GIVEN INSTRUCTION:
Using the entries that follow, count the lines containing the word "Ambiental" and give that number by itself.

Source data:
=-=-=
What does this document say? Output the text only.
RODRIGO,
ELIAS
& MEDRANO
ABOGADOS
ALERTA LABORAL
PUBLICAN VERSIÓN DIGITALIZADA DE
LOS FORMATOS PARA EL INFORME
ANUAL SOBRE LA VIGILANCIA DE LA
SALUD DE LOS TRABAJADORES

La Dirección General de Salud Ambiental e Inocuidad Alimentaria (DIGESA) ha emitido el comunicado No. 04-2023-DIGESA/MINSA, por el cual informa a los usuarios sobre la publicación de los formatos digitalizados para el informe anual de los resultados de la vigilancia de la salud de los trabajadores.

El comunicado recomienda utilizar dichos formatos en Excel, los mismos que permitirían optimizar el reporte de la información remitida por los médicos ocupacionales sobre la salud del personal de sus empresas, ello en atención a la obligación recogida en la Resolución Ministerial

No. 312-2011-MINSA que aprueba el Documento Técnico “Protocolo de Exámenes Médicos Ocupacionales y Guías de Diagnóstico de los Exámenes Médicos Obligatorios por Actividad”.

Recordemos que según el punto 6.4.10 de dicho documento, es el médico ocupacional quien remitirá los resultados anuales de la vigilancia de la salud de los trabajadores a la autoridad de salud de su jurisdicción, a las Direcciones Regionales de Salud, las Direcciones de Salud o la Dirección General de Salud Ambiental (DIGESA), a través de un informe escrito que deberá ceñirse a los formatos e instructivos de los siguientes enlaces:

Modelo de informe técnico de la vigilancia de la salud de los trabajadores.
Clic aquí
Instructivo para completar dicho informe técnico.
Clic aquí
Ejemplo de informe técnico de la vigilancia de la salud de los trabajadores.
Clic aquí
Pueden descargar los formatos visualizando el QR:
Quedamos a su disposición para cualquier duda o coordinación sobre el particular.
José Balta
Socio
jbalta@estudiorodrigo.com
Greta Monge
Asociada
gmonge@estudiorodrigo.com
=-=-=
ANSWER TO THE TASK:
2